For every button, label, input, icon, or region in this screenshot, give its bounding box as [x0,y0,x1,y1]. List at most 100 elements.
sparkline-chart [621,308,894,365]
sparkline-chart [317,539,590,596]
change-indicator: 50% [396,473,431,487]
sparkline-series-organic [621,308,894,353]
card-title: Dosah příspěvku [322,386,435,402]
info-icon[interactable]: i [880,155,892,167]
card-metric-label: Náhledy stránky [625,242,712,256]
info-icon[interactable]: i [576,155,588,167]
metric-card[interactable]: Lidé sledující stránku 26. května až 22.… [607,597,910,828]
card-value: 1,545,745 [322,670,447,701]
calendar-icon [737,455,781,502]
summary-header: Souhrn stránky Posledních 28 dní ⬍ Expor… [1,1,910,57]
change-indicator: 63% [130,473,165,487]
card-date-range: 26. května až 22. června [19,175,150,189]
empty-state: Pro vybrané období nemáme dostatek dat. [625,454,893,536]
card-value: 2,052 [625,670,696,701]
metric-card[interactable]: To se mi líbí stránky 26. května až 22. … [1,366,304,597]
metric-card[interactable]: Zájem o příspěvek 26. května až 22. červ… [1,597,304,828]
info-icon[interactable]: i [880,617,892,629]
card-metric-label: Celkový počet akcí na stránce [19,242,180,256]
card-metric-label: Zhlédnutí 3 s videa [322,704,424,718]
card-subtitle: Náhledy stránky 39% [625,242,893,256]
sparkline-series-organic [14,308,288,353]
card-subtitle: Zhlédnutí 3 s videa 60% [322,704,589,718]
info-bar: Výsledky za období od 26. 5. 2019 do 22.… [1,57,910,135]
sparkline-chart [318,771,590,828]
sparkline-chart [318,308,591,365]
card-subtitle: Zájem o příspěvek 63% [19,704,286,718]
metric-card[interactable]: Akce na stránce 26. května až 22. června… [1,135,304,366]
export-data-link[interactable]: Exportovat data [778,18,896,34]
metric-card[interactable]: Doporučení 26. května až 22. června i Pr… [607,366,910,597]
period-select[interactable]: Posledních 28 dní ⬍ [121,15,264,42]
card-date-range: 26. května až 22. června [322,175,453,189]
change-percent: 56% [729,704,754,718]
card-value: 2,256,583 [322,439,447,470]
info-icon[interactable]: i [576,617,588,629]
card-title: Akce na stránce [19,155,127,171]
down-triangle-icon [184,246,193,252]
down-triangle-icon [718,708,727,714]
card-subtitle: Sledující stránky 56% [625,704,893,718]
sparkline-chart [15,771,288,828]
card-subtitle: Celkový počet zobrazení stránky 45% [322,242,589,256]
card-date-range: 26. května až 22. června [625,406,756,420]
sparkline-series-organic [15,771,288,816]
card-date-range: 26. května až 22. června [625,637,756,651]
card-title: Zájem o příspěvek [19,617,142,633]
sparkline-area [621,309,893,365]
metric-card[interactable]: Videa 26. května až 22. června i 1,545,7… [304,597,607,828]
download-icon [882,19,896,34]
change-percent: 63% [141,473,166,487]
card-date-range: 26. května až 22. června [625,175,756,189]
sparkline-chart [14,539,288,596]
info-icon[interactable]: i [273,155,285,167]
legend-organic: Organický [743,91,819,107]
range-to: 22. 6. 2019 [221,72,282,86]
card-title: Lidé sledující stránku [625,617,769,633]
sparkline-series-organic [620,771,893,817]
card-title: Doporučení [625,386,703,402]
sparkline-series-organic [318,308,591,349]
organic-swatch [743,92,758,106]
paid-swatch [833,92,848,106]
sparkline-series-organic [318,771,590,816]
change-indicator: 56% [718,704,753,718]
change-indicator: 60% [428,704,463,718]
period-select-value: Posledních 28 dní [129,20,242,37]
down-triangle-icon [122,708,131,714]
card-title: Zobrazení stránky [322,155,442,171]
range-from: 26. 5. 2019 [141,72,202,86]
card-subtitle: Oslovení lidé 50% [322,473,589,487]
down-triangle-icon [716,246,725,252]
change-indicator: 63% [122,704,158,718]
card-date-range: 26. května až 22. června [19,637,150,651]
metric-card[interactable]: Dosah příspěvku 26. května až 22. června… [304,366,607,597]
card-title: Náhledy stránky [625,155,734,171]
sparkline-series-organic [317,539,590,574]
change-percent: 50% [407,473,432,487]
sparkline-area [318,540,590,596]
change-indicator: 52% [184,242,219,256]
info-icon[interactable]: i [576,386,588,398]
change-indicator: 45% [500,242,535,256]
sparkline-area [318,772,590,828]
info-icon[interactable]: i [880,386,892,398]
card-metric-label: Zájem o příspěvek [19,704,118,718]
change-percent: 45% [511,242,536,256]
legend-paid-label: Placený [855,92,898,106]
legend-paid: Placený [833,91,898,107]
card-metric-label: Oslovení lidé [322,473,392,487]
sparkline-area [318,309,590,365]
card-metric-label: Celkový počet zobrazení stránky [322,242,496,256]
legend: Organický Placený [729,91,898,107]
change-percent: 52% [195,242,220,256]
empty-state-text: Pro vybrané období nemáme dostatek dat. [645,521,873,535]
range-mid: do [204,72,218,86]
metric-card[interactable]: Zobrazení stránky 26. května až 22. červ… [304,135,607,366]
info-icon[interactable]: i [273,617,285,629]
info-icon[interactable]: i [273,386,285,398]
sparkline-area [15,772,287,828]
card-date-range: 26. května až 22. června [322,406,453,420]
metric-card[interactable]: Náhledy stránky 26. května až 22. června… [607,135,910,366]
* * * * *
▶ _Your task_
Rename "info-icon" to "help-icon" everywhere in the records, leaving every other line as it is.

▶ _Solution to the problem_
For every button, label, input, icon, or region in this screenshot, give its bounding box as [x0,y0,x1,y1]. List at most 100 elements.
sparkline-chart [621,308,894,365]
sparkline-chart [317,539,590,596]
change-indicator: 50% [396,473,431,487]
sparkline-series-organic [621,308,894,353]
card-title: Dosah příspěvku [322,386,435,402]
help-icon[interactable]: i [880,155,892,167]
card-metric-label: Náhledy stránky [625,242,712,256]
help-icon[interactable]: i [576,155,588,167]
metric-card[interactable]: Lidé sledující stránku 26. května až 22.… [607,597,910,828]
card-value: 1,545,745 [322,670,447,701]
calendar-icon [737,455,781,502]
summary-header: Souhrn stránky Posledních 28 dní ⬍ Expor… [1,1,910,57]
change-indicator: 63% [130,473,165,487]
card-date-range: 26. května až 22. června [19,175,150,189]
empty-state: Pro vybrané období nemáme dostatek dat. [625,454,893,536]
card-value: 2,052 [625,670,696,701]
metric-card[interactable]: To se mi líbí stránky 26. května až 22. … [1,366,304,597]
metric-card[interactable]: Zájem o příspěvek 26. května až 22. červ… [1,597,304,828]
help-icon[interactable]: i [880,617,892,629]
card-metric-label: Celkový počet akcí na stránce [19,242,180,256]
card-metric-label: Zhlédnutí 3 s videa [322,704,424,718]
card-subtitle: Náhledy stránky 39% [625,242,893,256]
sparkline-series-organic [14,308,288,353]
card-subtitle: Zhlédnutí 3 s videa 60% [322,704,589,718]
info-bar: Výsledky za období od 26. 5. 2019 do 22.… [1,57,910,135]
sparkline-chart [318,771,590,828]
sparkline-chart [318,308,591,365]
card-subtitle: Zájem o příspěvek 63% [19,704,286,718]
metric-card[interactable]: Akce na stránce 26. května až 22. června… [1,135,304,366]
export-data-link[interactable]: Exportovat data [778,18,896,34]
metric-card[interactable]: Doporučení 26. května až 22. června i Pr… [607,366,910,597]
period-select[interactable]: Posledních 28 dní ⬍ [121,15,264,42]
card-date-range: 26. května až 22. června [322,175,453,189]
change-percent: 56% [729,704,754,718]
card-value: 2,256,583 [322,439,447,470]
help-icon[interactable]: i [576,617,588,629]
card-title: Akce na stránce [19,155,127,171]
down-triangle-icon [184,246,193,252]
down-triangle-icon [718,708,727,714]
card-subtitle: Sledující stránky 56% [625,704,893,718]
sparkline-chart [15,771,288,828]
card-subtitle: Celkový počet zobrazení stránky 45% [322,242,589,256]
card-date-range: 26. května až 22. června [625,406,756,420]
sparkline-series-organic [15,771,288,816]
card-date-range: 26. května až 22. června [625,637,756,651]
card-title: Zájem o příspěvek [19,617,142,633]
sparkline-area [621,309,893,365]
metric-card[interactable]: Videa 26. května až 22. června i 1,545,7… [304,597,607,828]
download-icon [882,19,896,34]
change-percent: 63% [141,473,166,487]
card-date-range: 26. května až 22. června [625,175,756,189]
sparkline-chart [14,539,288,596]
help-icon[interactable]: i [273,155,285,167]
legend-organic: Organický [743,91,819,107]
range-to: 22. 6. 2019 [221,72,282,86]
card-title: Lidé sledující stránku [625,617,769,633]
sparkline-series-organic [620,771,893,817]
card-title: Doporučení [625,386,703,402]
sparkline-series-organic [318,308,591,349]
organic-swatch [743,92,758,106]
paid-swatch [833,92,848,106]
sparkline-series-organic [318,771,590,816]
change-indicator: 56% [718,704,753,718]
change-indicator: 60% [428,704,463,718]
period-select-value: Posledních 28 dní [129,20,242,37]
down-triangle-icon [122,708,131,714]
card-title: Zobrazení stránky [322,155,442,171]
range-from: 26. 5. 2019 [141,72,202,86]
card-subtitle: Oslovení lidé 50% [322,473,589,487]
down-triangle-icon [716,246,725,252]
change-indicator: 63% [122,704,158,718]
card-date-range: 26. května až 22. června [19,637,150,651]
metric-card[interactable]: Dosah příspěvku 26. května až 22. června… [304,366,607,597]
card-title: Náhledy stránky [625,155,734,171]
sparkline-series-organic [317,539,590,574]
change-percent: 50% [407,473,432,487]
sparkline-area [318,540,590,596]
change-indicator: 52% [184,242,219,256]
help-icon[interactable]: i [576,386,588,398]
change-indicator: 45% [500,242,535,256]
sparkline-area [318,772,590,828]
help-icon[interactable]: i [880,386,892,398]
card-metric-label: Zájem o příspěvek [19,704,118,718]
change-percent: 45% [511,242,536,256]
legend-paid-label: Placený [855,92,898,106]
legend-paid: Placený [833,91,898,107]
card-metric-label: Oslovení lidé [322,473,392,487]
sparkline-area [318,309,590,365]
card-metric-label: Celkový počet zobrazení stránky [322,242,496,256]
legend: Organický Placený [729,91,898,107]
change-percent: 52% [195,242,220,256]
empty-state-text: Pro vybrané období nemáme dostatek dat. [645,521,873,535]
range-mid: do [204,72,218,86]
metric-card[interactable]: Zobrazení stránky 26. května až 22. červ… [304,135,607,366]
help-icon[interactable]: i [273,617,285,629]
help-icon[interactable]: i [273,386,285,398]
sparkline-area [15,772,287,828]
card-date-range: 26. května až 22. června [322,406,453,420]
metric-card[interactable]: Náhledy stránky 26. května až 22. června… [607,135,910,366]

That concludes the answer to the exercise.